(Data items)

□ □ □

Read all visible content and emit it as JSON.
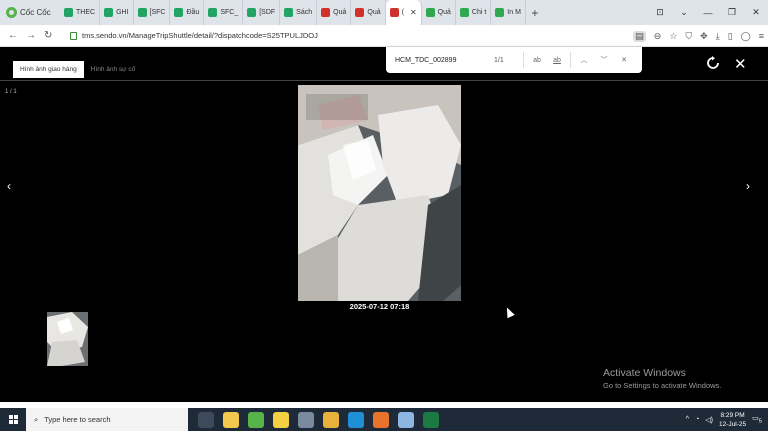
{
  "browser": {
    "brand": "Cốc Cốc",
    "tabs": [
      {
        "label": "THEC",
        "color": "#21a464"
      },
      {
        "label": "GHI",
        "color": "#21a464"
      },
      {
        "label": "[SFC",
        "color": "#21a464"
      },
      {
        "label": "Đầu",
        "color": "#21a464"
      },
      {
        "label": "SFC_",
        "color": "#21a464"
      },
      {
        "label": "[SDF",
        "color": "#21a464"
      },
      {
        "label": "Sách",
        "color": "#21a464"
      },
      {
        "label": "Quả",
        "color": "#d0312d"
      },
      {
        "label": "Quả",
        "color": "#d0312d"
      },
      {
        "label": "(",
        "color": "#d0312d"
      },
      {
        "label": "Quả",
        "color": "#2fa84f"
      },
      {
        "label": "Chi t",
        "color": "#2fa84f"
      },
      {
        "label": "In M",
        "color": "#2fa84f"
      }
    ],
    "new_tab": "+",
    "url": "tms.sendo.vn/ManageTripShuttle/detail/?dispatchcode=S25TPULJDOJ"
  },
  "find": {
    "query": "HCM_TDC_002899",
    "count": "1/1",
    "match_case": "ab",
    "whole_word": "ab"
  },
  "viewer": {
    "tab_delivery": "Hình ảnh giao hàng",
    "tab_incident": "Hình ảnh sự cố",
    "counter": "1 / 1",
    "prev": "‹",
    "next": "›",
    "caption": "2025-07-12 07:18",
    "close": "✕"
  },
  "watermark": {
    "line1": "Activate Windows",
    "line2": "Go to Settings to activate Windows."
  },
  "taskbar": {
    "search_placeholder": "Type here to search",
    "time": "8:29 PM",
    "date": "12-Jul-25",
    "notifications": "5",
    "apps": [
      {
        "name": "task-view",
        "color": "#3d4a5c"
      },
      {
        "name": "file-explorer",
        "color": "#f2c94c"
      },
      {
        "name": "coccoc",
        "color": "#56b44a"
      },
      {
        "name": "sticky-notes",
        "color": "#f5d142"
      },
      {
        "name": "coccoc-alt",
        "color": "#7a8ba0"
      },
      {
        "name": "chrome",
        "color": "#e8b13c"
      },
      {
        "name": "edge",
        "color": "#1f8fd6"
      },
      {
        "name": "firefox",
        "color": "#e8742b"
      },
      {
        "name": "notepad",
        "color": "#8fb6e0"
      },
      {
        "name": "excel",
        "color": "#1d7a45"
      }
    ]
  }
}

□ □ □

Spot every line that holds "Hình" and copy it.

*CORRECT RESULT*:
    "tab_delivery": "Hình ảnh giao hàng",
    "tab_incident": "Hình ảnh sự cố",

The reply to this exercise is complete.